INPUT FOR THIS TASK →
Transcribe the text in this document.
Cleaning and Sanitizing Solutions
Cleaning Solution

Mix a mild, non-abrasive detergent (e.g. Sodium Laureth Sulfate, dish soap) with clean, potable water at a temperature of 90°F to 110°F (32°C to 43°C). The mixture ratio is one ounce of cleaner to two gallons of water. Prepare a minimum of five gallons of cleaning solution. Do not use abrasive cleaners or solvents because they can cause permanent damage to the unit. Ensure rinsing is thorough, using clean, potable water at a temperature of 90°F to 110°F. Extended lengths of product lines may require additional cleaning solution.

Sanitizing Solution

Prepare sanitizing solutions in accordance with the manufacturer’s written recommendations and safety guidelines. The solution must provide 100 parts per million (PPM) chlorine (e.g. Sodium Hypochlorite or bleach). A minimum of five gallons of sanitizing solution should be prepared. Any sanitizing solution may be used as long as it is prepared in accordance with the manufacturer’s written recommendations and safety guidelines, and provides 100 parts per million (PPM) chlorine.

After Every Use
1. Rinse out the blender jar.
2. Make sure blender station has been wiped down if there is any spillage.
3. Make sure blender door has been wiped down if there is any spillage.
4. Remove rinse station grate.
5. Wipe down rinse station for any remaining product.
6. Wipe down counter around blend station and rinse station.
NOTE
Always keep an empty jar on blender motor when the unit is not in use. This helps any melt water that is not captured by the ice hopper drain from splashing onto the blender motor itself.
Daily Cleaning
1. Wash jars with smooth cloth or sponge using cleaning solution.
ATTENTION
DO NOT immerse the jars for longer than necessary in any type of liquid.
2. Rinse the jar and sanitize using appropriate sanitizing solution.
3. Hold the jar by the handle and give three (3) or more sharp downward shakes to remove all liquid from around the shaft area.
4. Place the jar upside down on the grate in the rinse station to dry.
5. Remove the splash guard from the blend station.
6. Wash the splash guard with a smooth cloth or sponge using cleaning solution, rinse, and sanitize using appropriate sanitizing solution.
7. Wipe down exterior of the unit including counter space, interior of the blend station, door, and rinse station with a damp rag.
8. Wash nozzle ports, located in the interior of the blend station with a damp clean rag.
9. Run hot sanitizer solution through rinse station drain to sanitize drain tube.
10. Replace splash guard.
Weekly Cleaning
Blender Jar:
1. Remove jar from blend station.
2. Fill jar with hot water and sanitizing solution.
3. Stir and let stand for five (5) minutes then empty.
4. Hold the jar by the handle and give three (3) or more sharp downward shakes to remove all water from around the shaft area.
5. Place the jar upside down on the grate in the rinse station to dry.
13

SET EXERCISE → Each line of the material should be echoed exactly.

SOLUTION FOR THIS EXERCISE →
Transcribe the text in this document.
Cleaning and Sanitizing Solutions
Cleaning Solution

Mix a mild, non-abrasive detergent (e.g. Sodium Laureth Sulfate, dish soap) with clean, potable water at a temperature of 90°F to 110°F (32°C to 43°C). The mixture ratio is one ounce of cleaner to two gallons of water. Prepare a minimum of five gallons of cleaning solution. Do not use abrasive cleaners or solvents because they can cause permanent damage to the unit. Ensure rinsing is thorough, using clean, potable water at a temperature of 90°F to 110°F. Extended lengths of product lines may require additional cleaning solution.

Sanitizing Solution

Prepare sanitizing solutions in accordance with the manufacturer’s written recommendations and safety guidelines. The solution must provide 100 parts per million (PPM) chlorine (e.g. Sodium Hypochlorite or bleach). A minimum of five gallons of sanitizing solution should be prepared. Any sanitizing solution may be used as long as it is prepared in accordance with the manufacturer’s written recommendations and safety guidelines, and provides 100 parts per million (PPM) chlorine.

After Every Use
1. Rinse out the blender jar.
2. Make sure blender station has been wiped down if there is any spillage.
3. Make sure blender door has been wiped down if there is any spillage.
4. Remove rinse station grate.
5. Wipe down rinse station for any remaining product.
6. Wipe down counter around blend station and rinse station.
NOTE
Always keep an empty jar on blender motor when the unit is not in use. This helps any melt water that is not captured by the ice hopper drain from splashing onto the blender motor itself.
Daily Cleaning
1. Wash jars with smooth cloth or sponge using cleaning solution.
ATTENTION
DO NOT immerse the jars for longer than necessary in any type of liquid.
2. Rinse the jar and sanitize using appropriate sanitizing solution.
3. Hold the jar by the handle and give three (3) or more sharp downward shakes to remove all liquid from around the shaft area.
4. Place the jar upside down on the grate in the rinse station to dry.
5. Remove the splash guard from the blend station.
6. Wash the splash guard with a smooth cloth or sponge using cleaning solution, rinse, and sanitize using appropriate sanitizing solution.
7. Wipe down exterior of the unit including counter space, interior of the blend station, door, and rinse station with a damp rag.
8. Wash nozzle ports, located in the interior of the blend station with a damp clean rag.
9. Run hot sanitizer solution through rinse station drain to sanitize drain tube.
10. Replace splash guard.
Weekly Cleaning
Blender Jar:
1. Remove jar from blend station.
2. Fill jar with hot water and sanitizing solution.
3. Stir and let stand for five (5) minutes then empty.
4. Hold the jar by the handle and give three (3) or more sharp downward shakes to remove all water from around the shaft area.
5. Place the jar upside down on the grate in the rinse station to dry.
13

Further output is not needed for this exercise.